» **YOUR GOAL**
Track down each line that has the word "like" and copy it.

(Dataset entries)
□ □ □ □
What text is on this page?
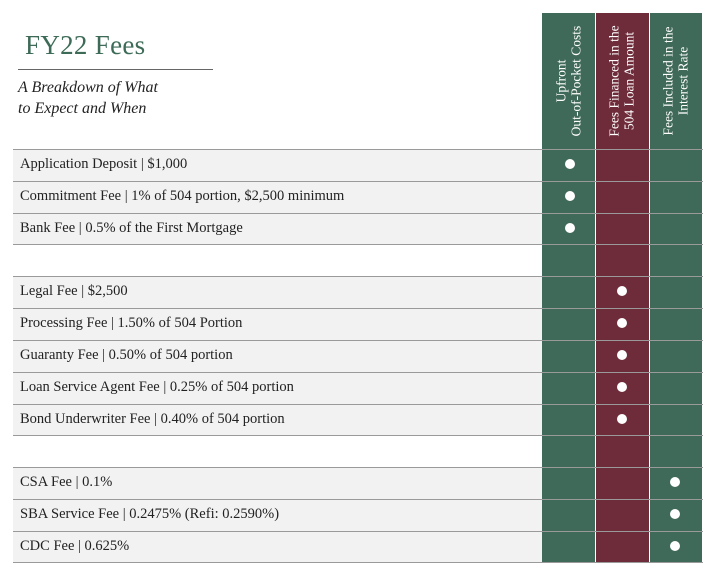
Upfront Out-of-Pocket Costs Fees Financed in the 504 Loan Amount Fees Included in the Interest Rate
FY22 Fees
A Breakdown of What
to Expect and When
Application Deposit | $1,000
Commitment Fee | 1% of 504 portion, $2,500 minimum
Bank Fee | 0.5% of the First Mortgage
Legal Fee | $2,500
Processing Fee | 1.50% of 504 Portion
Guaranty Fee | 0.50% of 504 portion
Loan Service Agent Fee | 0.25% of 504 portion
Bond Underwriter Fee | 0.40% of 504 portion
CSA Fee | 0.1%
SBA Service Fee | 0.2475% (Refi: 0.2590%)
CDC Fee | 0.625%
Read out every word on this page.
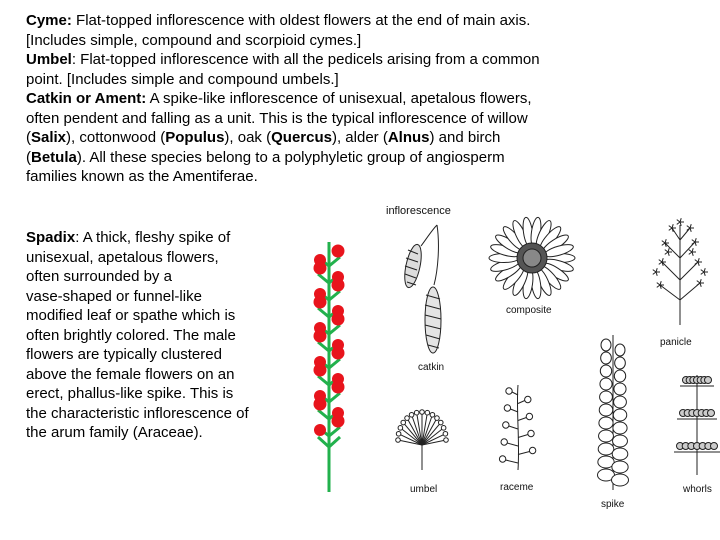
Cyme: Flat-topped inflorescence with oldest flowers at the end of main axis.
[Includes simple, compound and scorpioid cymes.]

Umbel: Flat-topped inflorescence with all the pedicels arising from a common
point. [Includes simple and compound umbels.]

Catkin or Ament: A spike-like inflorescence of unisexual, apetalous flowers,
often pendent and falling as a unit. This is the typical inflorescence of willow
(Salix), cottonwood (Populus), oak (Quercus), alder (Alnus) and birch
(Betula). All these species belong to a polyphyletic group of angiosperm
families known as the Amentiferae.

Spadix: A thick, fleshy spike of
unisexual, apetalous flowers,
often surrounded by a
vase-shaped or funnel-like
modified leaf or spathe which is
often brightly colored. The male
flowers are typically clustered
above the female flowers on an
erect, phallus-like spike. This is
the characteristic inflorescence of
the arum family (Araceae).

inflorescence
catkin
composite
panicle
umbel	raceme
spike
whorls
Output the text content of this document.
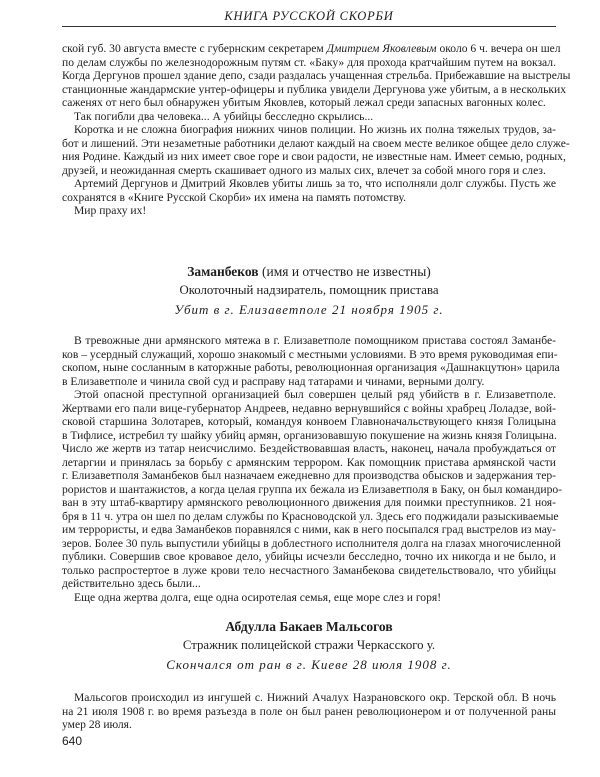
КНИГА РУССКОЙ СКОРБИ
ской губ. 30 августа вместе с губернским секретарем Дмитрием Яковлевым около 6 ч. вечера он шел
по делам службы по железнодорожным путям ст. «Баку» для прохода кратчайшим путем на вокзал.
Когда Дергунов прошел здание депо, сзади раздалась учащенная стрельба. Прибежавшие на выстрелы
станционные жандармские унтер-офицеры и публика увидели Дергунова уже убитым, а в нескольких
саженях от него был обнаружен убитым Яковлев, который лежал среди запасных вагонных колес.
Так погибли два человека... А убийцы бесследно скрылись...
Коротка и не сложна биография нижних чинов полиции. Но жизнь их полна тяжелых трудов, за-
бот и лишений. Эти незаметные работники делают каждый на своем месте великое общее дело служе-
ния Родине. Каждый из них имеет свое горе и свои радости, не известные нам. Имеет семью, родных,
друзей, и неожиданная смерть скашивает одного из малых сих, влечет за собой много горя и слез.
Артемий Дергунов и Дмитрий Яковлев убиты лишь за то, что исполняли долг службы. Пусть же
сохранятся в «Книге Русской Скорби» их имена на память потомству.
Мир праху их!
Заманбеков (имя и отчество не известны)
Околоточный надзиратель, помощник пристава
Убит в г. Елизаветполе 21 ноября 1905 г.
В тревожные дни армянского мятежа в г. Елизаветполе помощником пристава состоял Заманбе-
ков – усердный служащий, хорошо знакомый с местными условиями. В это время руководимая епи-
скопом, ныне сосланным в каторжные работы, революционная организация «Дашнакцутюн» царила
в Елизаветполе и чинила свой суд и расправу над татарами и чинами, верными долгу.
Этой опасной преступной организацией был совершен целый ряд убийств в г. Елизаветполе.
Жертвами его пали вице-губернатор Андреев, недавно вернувшийся с войны храбрец Лоладзе, вой-
сковой старшина Золотарев, который, командуя конвоем Главноначальствующего князя Голицына
в Тифлисе, истребил ту шайку убийц армян, организовавшую покушение на жизнь князя Голицына.
Число же жертв из татар неисчислимо. Бездействовавшая власть, наконец, начала пробуждаться от
летаргии и принялась за борьбу с армянским террором. Как помощник пристава армянской части
г. Елизаветполя Заманбеков был назначаем ежедневно для производства обысков и задержания тер-
рористов и шантажистов, а когда целая группа их бежала из Елизаветполя в Баку, он был командиро-
ван в эту штаб-квартиру армянского революционного движения для поимки преступников. 21 ноя-
бря в 11 ч. утра он шел по делам службы по Красноводской ул. Здесь его поджидали разыскиваемые
им террористы, и едва Заманбеков поравнялся с ними, как в него посыпался град выстрелов из мау-
зеров. Более 30 пуль выпустили убийцы в доблестного исполнителя долга на глазах многочисленной
публики. Совершив свое кровавое дело, убийцы исчезли бесследно, точно их никогда и не было, и
только распростертое в луже крови тело несчастного Заманбекова свидетельствовало, что убийцы
действительно здесь были...
Еще одна жертва долга, еще одна осиротелая семья, еще море слез и горя!
Абдулла Бакаев Мальсогов
Стражник полицейской стражи Черкасского у.
Скончался от ран в г. Киеве 28 июля 1908 г.
Мальсогов происходил из ингушей с. Нижний Ачалух Назрановского окр. Терской обл. В ночь
на 21 июля 1908 г. во время разъезда в поле он был ранен революционером и от полученной раны
умер 28 июля.
640
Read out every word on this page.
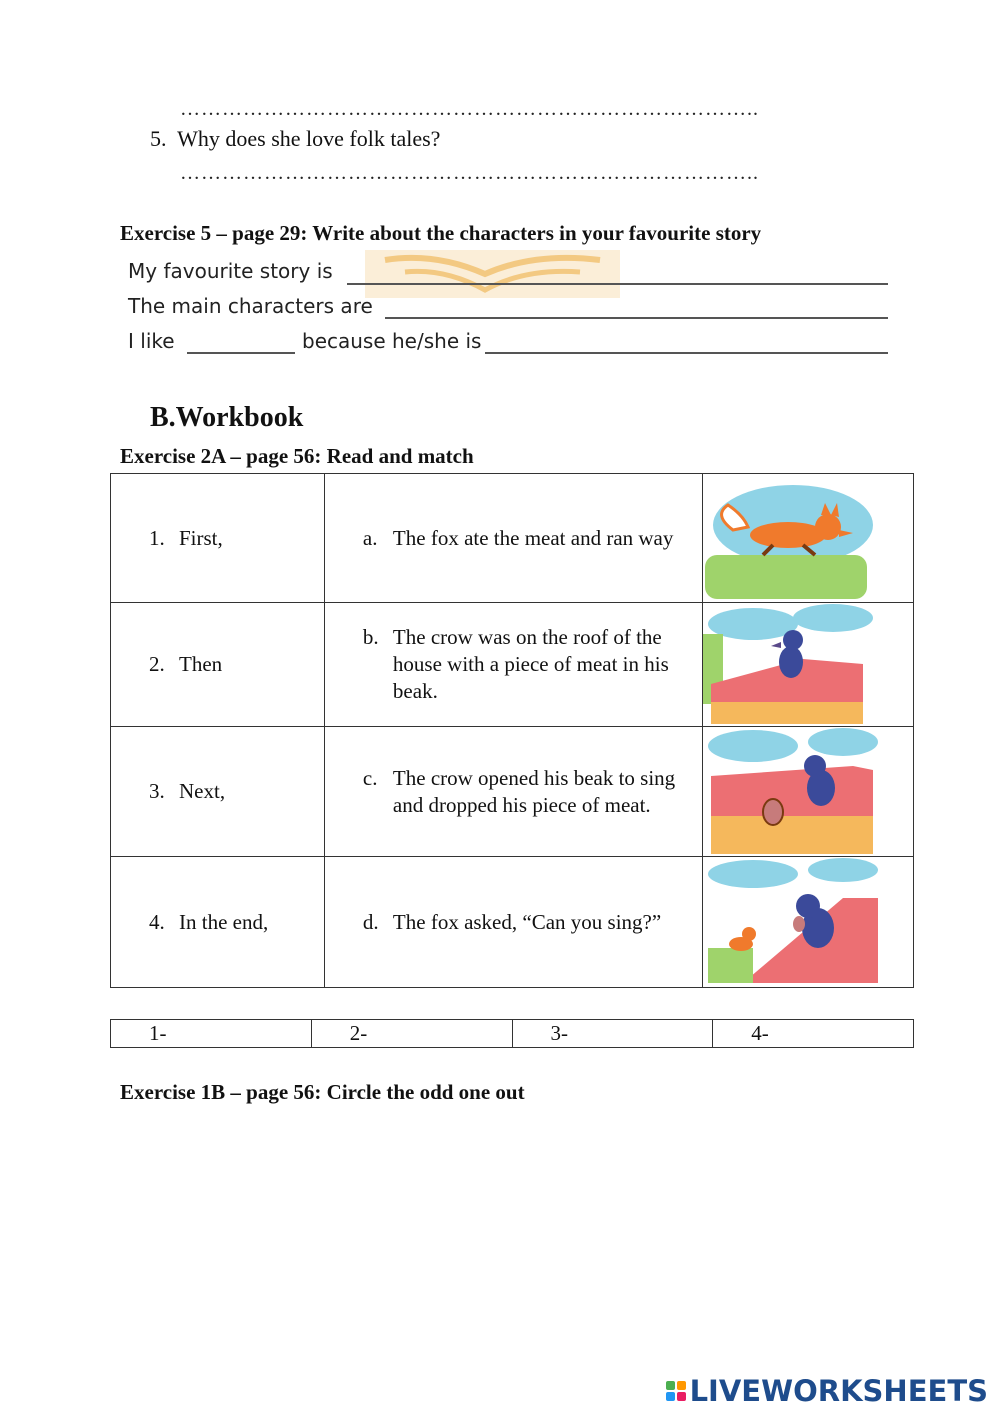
………………………………………………………………………..
5. Why does she love folk tales?
………………………………………………………………………..
Exercise 5 – page 29: Write about the characters in your favourite story
My favourite story is
The main characters are
I like	because he/she is
B.Workbook
Exercise 2A – page 56: Read and match
1. First,	a. The fox ate the meat and ran way

2. Then	b. The crow was on the roof of the house with a piece of meat in his beak.

3. Next,	c. The crow opened his beak to sing and dropped his piece of meat.

4. In the end,	d. The fox asked, “Can you sing?”

1-	2-	3-	4-
Exercise 1B – page 56: Circle the odd one out
LIVEWORKSHEETS
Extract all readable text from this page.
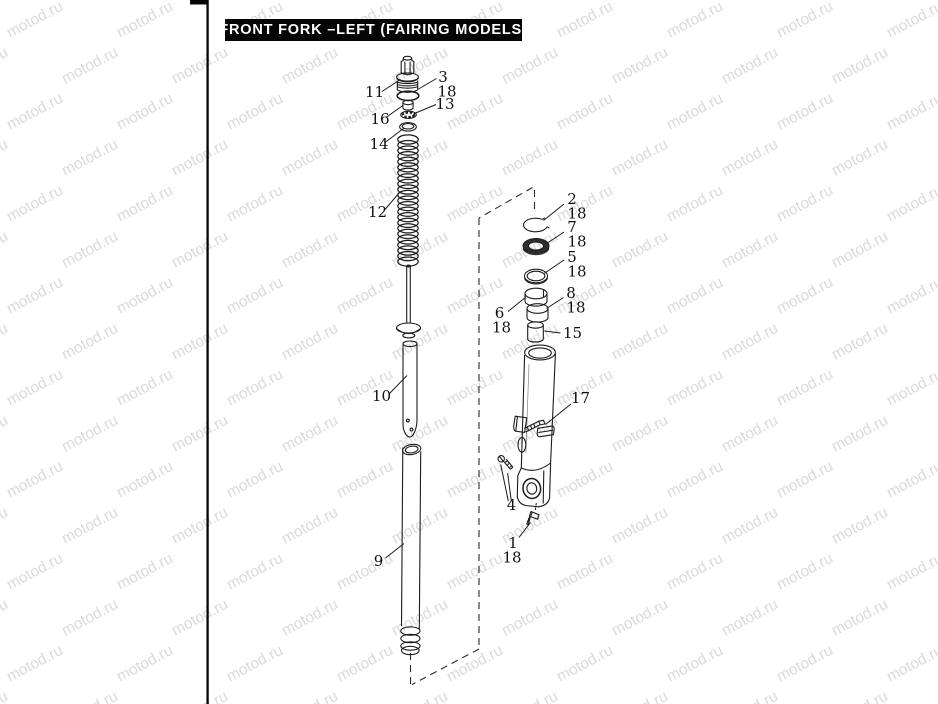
FRONT FORK –LEFT (FAIRING MODELS)
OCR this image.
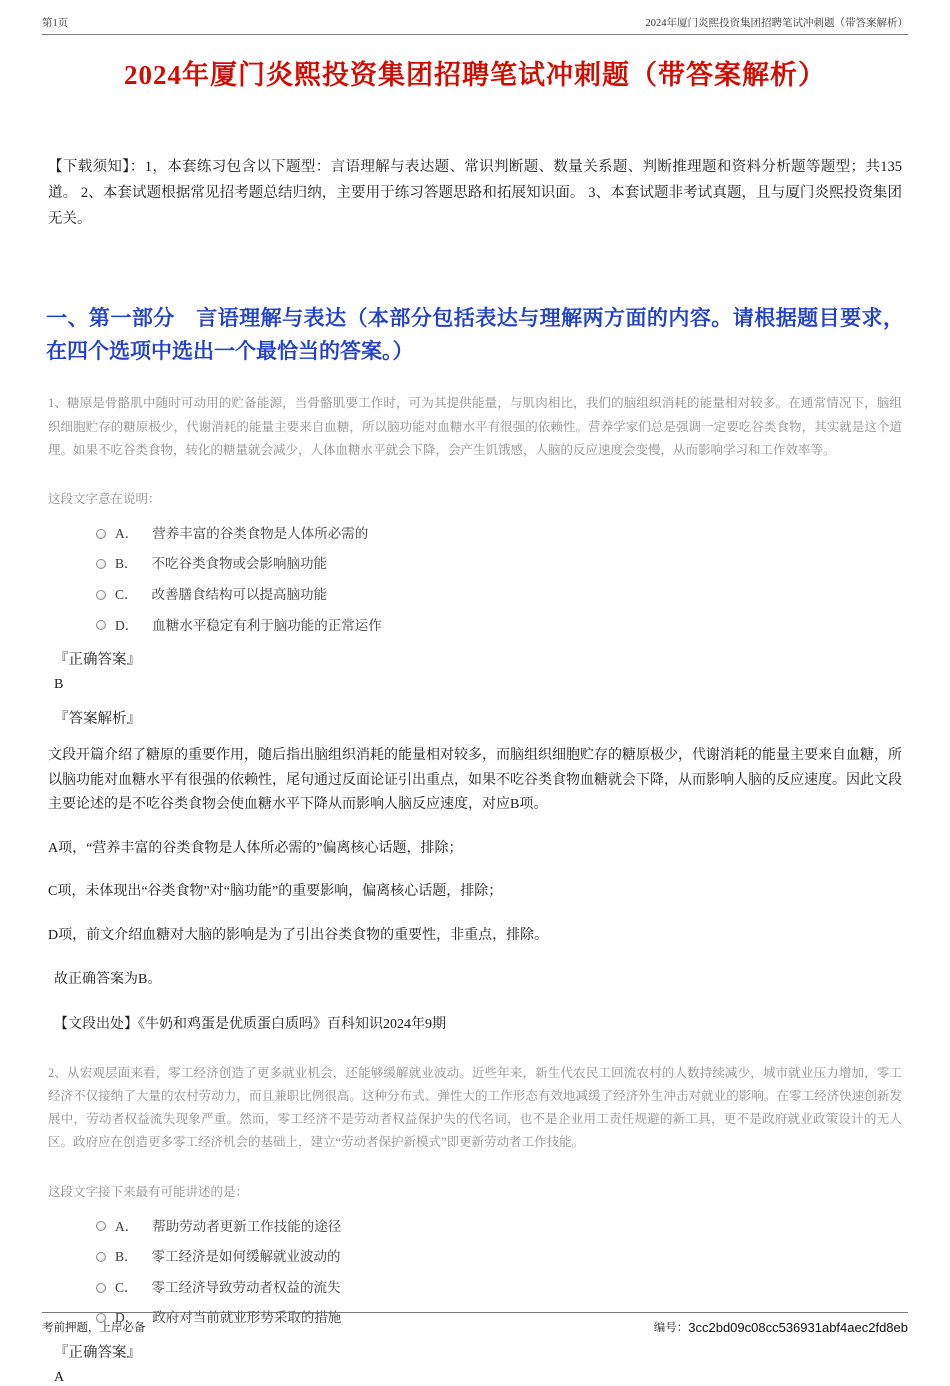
第1页	2024年厦门炎熙投资集团招聘笔试冲刺题（带答案解析）
2024年厦门炎熙投资集团招聘笔试冲刺题（带答案解析）

【下载须知】：1，本套练习包含以下题型：言语理解与表达题、常识判断题、数量关系题、判断推理题和资料分析题等题型；共135道。 2、本套试题根据常见招考题总结归纳，主要用于练习答题思路和拓展知识面。 3、本套试题非考试真题，且与厦门炎熙投资集团无关。

一、第一部分　言语理解与表达（本部分包括表达与理解两方面的内容。请根据题目要求，在四个选项中选出一个最恰当的答案。）

1、糖原是骨骼肌中随时可动用的贮备能源，当骨骼肌要工作时，可为其提供能量，与肌肉相比，我们的脑组织消耗的能量相对较多。在通常情况下，脑组织细胞贮存的糖原极少，代谢消耗的能量主要来自血糖，所以脑功能对血糖水平有很强的依赖性。营养学家们总是强调一定要吃谷类食物，其实就是这个道理。如果不吃谷类食物，转化的糖量就会减少，人体血糖水平就会下降，会产生饥饿感，人脑的反应速度会变慢，从而影响学习和工作效率等。

这段文字意在说明：

A． 营养丰富的谷类食物是人体所必需的
B． 不吃谷类食物或会影响脑功能
C． 改善膳食结构可以提高脑功能
D． 血糖水平稳定有利于脑功能的正常运作

『正确答案』

B

『答案解析』

文段开篇介绍了糖原的重要作用，随后指出脑组织消耗的能量相对较多，而脑组织细胞贮存的糖原极少，代谢消耗的能量主要来自血糖，所以脑功能对血糖水平有很强的依赖性，尾句通过反面论证引出重点，如果不吃谷类食物血糖就会下降，从而影响人脑的反应速度。因此文段主要论述的是不吃谷类食物会使血糖水平下降从而影响人脑反应速度，对应B项。

A项，“营养丰富的谷类食物是人体所必需的”偏离核心话题，排除；

C项，未体现出“谷类食物”对“脑功能”的重要影响，偏离核心话题，排除；

D项，前文介绍血糖对大脑的影响是为了引出谷类食物的重要性，非重点，排除。

故正确答案为B。

【文段出处】《牛奶和鸡蛋是优质蛋白质吗》百科知识2024年9期

2、从宏观层面来看，零工经济创造了更多就业机会，还能够缓解就业波动。近些年来，新生代农民工回流农村的人数持续减少，城市就业压力增加，零工经济不仅接纳了大量的农村劳动力，而且兼职比例很高。这种分布式、弹性大的工作形态有效地减缓了经济外生冲击对就业的影响。在零工经济快速创新发展中，劳动者权益流失现象严重。然而，零工经济不是劳动者权益保护失的代名词，也不是企业用工责任规避的新工具，更不是政府就业政策设计的无人区。政府应在创造更多零工经济机会的基础上，建立“劳动者保护新模式”即更新劳动者工作技能。

这段文字接下来最有可能讲述的是：

A． 帮助劳动者更新工作技能的途径
B． 零工经济是如何缓解就业波动的
C． 零工经济导致劳动者权益的流失
D． 政府对当前就业形势采取的措施

『正确答案』

A

考前押题，上岸必备	编号： 3cc2bd09c08cc536931abf4aec2fd8eb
□ □ □ □
» **TASK ANSWER**
Catkin or Ament: A spike-like inflorescence of unisexual, apetalous flowers,
vase-shaped or funnel-like
erect, phallus-like spike. This is
I like	because he/she is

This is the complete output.